-------- MATERIAL PROVIDED --------

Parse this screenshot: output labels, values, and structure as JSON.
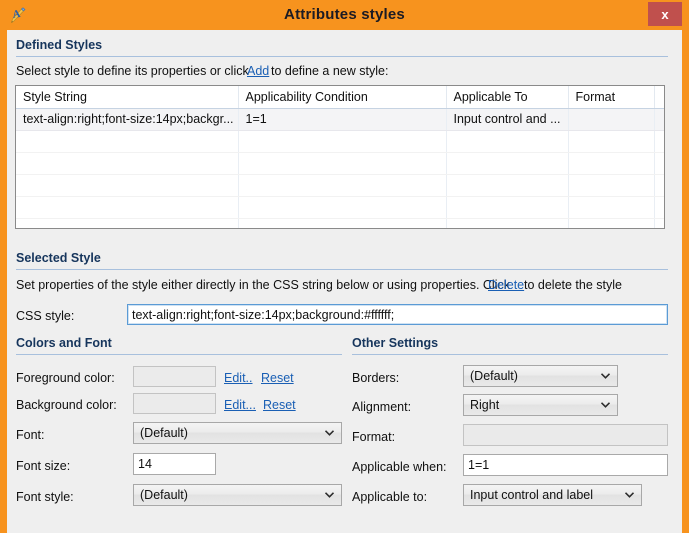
{
  "window": {
    "title": "Attributes styles",
    "icon": "attributes-styles-icon",
    "close_label": "x",
    "accent_color": "#f7931e",
    "close_color": "#c0504d"
  },
  "defined_styles": {
    "heading": "Defined Styles",
    "instruction_before": "Select style to define its properties or click",
    "add_link": "Add",
    "instruction_after": "to define a new style:",
    "table": {
      "columns": [
        "Style String",
        "Applicability Condition",
        "Applicable To",
        "Format",
        ""
      ],
      "rows": [
        {
          "style_string": "text-align:right;font-size:14px;backgr...",
          "applicability_condition": "1=1",
          "applicable_to": "Input control and ...",
          "format": "",
          "extra": "",
          "selected": true
        }
      ],
      "empty_row_count": 5
    }
  },
  "selected_style": {
    "heading": "Selected Style",
    "instruction_before": "Set properties of the style either directly in the CSS string below or using properties. Click",
    "delete_link": "Delete",
    "instruction_after": "to delete the style",
    "css_label": "CSS style:",
    "css_value": "text-align:right;font-size:14px;background:#ffffff;"
  },
  "colors_and_font": {
    "heading": "Colors and Font",
    "foreground_label": "Foreground color:",
    "foreground_value": "",
    "foreground_edit": "Edit..",
    "foreground_reset": "Reset",
    "background_label": "Background color:",
    "background_value": "",
    "background_edit": "Edit...",
    "background_reset": "Reset",
    "font_label": "Font:",
    "font_value": "(Default)",
    "font_size_label": "Font size:",
    "font_size_value": "14",
    "font_style_label": "Font style:",
    "font_style_value": "(Default)"
  },
  "other_settings": {
    "heading": "Other Settings",
    "borders_label": "Borders:",
    "borders_value": "(Default)",
    "alignment_label": "Alignment:",
    "alignment_value": "Right",
    "format_label": "Format:",
    "format_value": "",
    "applicable_when_label": "Applicable when:",
    "applicable_when_value": "1=1",
    "applicable_to_label": "Applicable to:",
    "applicable_to_value": "Input control and label"
  }
}
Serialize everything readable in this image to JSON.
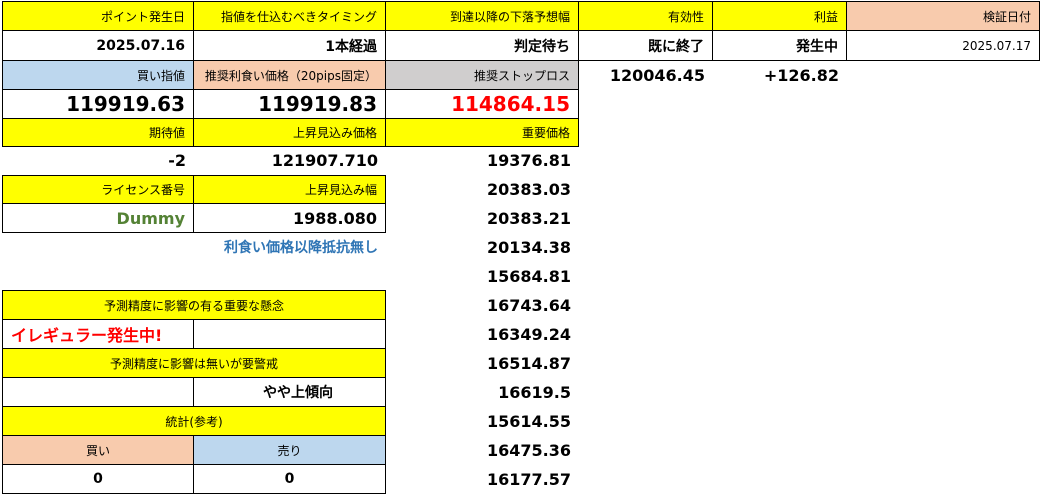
{
  "headers": {
    "issue_date_label": "ポイント発生日",
    "timing_label": "指値を仕込むべきタイミング",
    "drop_label": "到達以降の下落予想幅",
    "valid_label": "有効性",
    "profit_label": "利益",
    "verify_date_label": "検証日付"
  },
  "row1": {
    "issue_date": "2025.07.16",
    "timing": "1本経過",
    "drop": "判定待ち",
    "valid": "既に終了",
    "profit": "発生中",
    "verify_date": "2025.07.17"
  },
  "row2": {
    "buy_limit_label": "買い指値",
    "take_profit_label": "推奨利食い価格（20pips固定）",
    "stop_loss_label": "推奨ストップロス",
    "current_price": "120046.45",
    "profit_value": "+126.82"
  },
  "row3": {
    "buy_limit": "119919.63",
    "take_profit": "119919.83",
    "stop_loss": "114864.15"
  },
  "row4": {
    "expected_label": "期待値",
    "rise_price_label": "上昇見込み価格",
    "important_label": "重要価格"
  },
  "row5": {
    "expected": "-2",
    "rise_price": "121907.710"
  },
  "row6": {
    "license_label": "ライセンス番号",
    "rise_width_label": "上昇見込み幅"
  },
  "row7": {
    "license": "Dummy",
    "rise_width": "1988.080"
  },
  "note": "利食い価格以降抵抗無し",
  "concern_label": "予測精度に影響の有る重要な懸念",
  "irregular": "イレギュラー発生中!",
  "caution_label": "予測精度に影響は無いが要警戒",
  "trend": "やや上傾向",
  "stats_label": "統計(参考)",
  "buy_label": "買い",
  "sell_label": "売り",
  "buy_count": "0",
  "sell_count": "0",
  "important_prices": [
    "19376.81",
    "20383.03",
    "20383.21",
    "20134.38",
    "15684.81",
    "16743.64",
    "16349.24",
    "16514.87",
    "16619.5",
    "15614.55",
    "16475.36",
    "16177.57"
  ]
}
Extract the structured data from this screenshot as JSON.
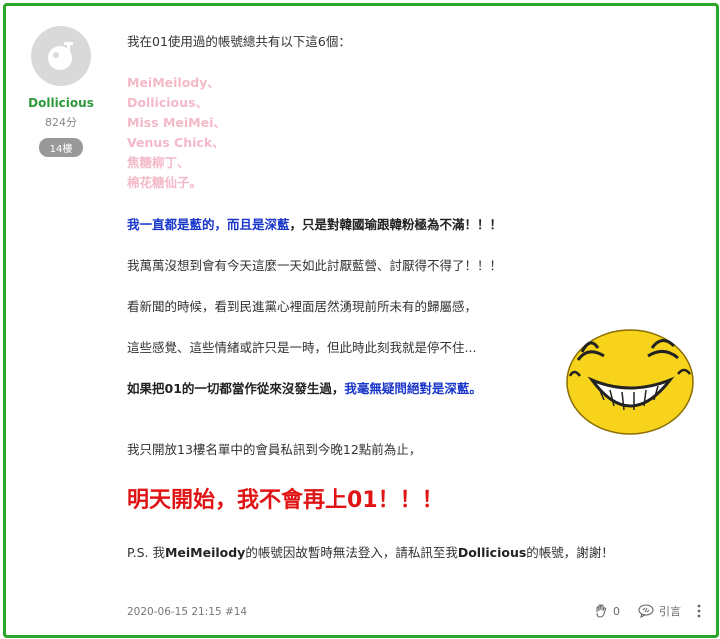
{
  "author": {
    "name": "Dollicious",
    "score": "824分",
    "floor": "14樓"
  },
  "post": {
    "intro": "我在01使用過的帳號總共有以下這6個：",
    "accounts": [
      "MeiMeilody、",
      "Dollicious、",
      "Miss MeiMei、",
      "Venus Chick、",
      "焦糖柳丁、",
      "棉花糖仙子。"
    ],
    "line_blue_1": "我一直都是藍的，而且是深藍",
    "line_blue_1_tail": "，只是對韓國瑜跟韓粉極為不滿！！！",
    "line_2": "我萬萬沒想到會有今天這麼一天如此討厭藍營、討厭得不得了！！！",
    "line_3": "看新聞的時候，看到民進黨心裡面居然湧現前所未有的歸屬感，",
    "line_4": "這些感覺、這些情緒或許只是一時，但此時此刻我就是停不住...",
    "line_5_head": "如果把01的一切都當作從來沒發生過，",
    "line_5_blue": "我毫無疑問絕對是深藍",
    "line_5_tail": "。",
    "line_6": "我只開放13樓名單中的會員私訊到今晚12點前為止，",
    "headline": "明天開始，我不會再上01！！！",
    "ps_1": "P.S. 我",
    "ps_bold_1": "MeiMeilody",
    "ps_2": "的帳號因故暫時無法登入，請私訊至我",
    "ps_bold_2": "Dollicious",
    "ps_3": "的帳號，謝謝！"
  },
  "footer": {
    "meta": "2020-06-15 21:15 #14",
    "likes": "0",
    "quote_label": "引言"
  },
  "icons": {
    "avatar": "default-avatar-icon",
    "like": "clap-hand-icon",
    "quote": "quote-icon",
    "more": "more-vertical-icon",
    "emoji": "laughing-face-icon"
  },
  "colors": {
    "frame": "#2aa52a",
    "author_name": "#2e9a3a",
    "pink": "#f4b9c8",
    "blue": "#1836c9",
    "red": "#e01414",
    "emoji_yellow": "#f7d31c"
  }
}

--------

WRITTEN REQUEST. Search the records for the word "Input", then list every line that has it.

ANSWER FOR THIS EXERCISE.
          "applicable_to": "Input control and ...",
    "applicable_to_value": "Input control and label"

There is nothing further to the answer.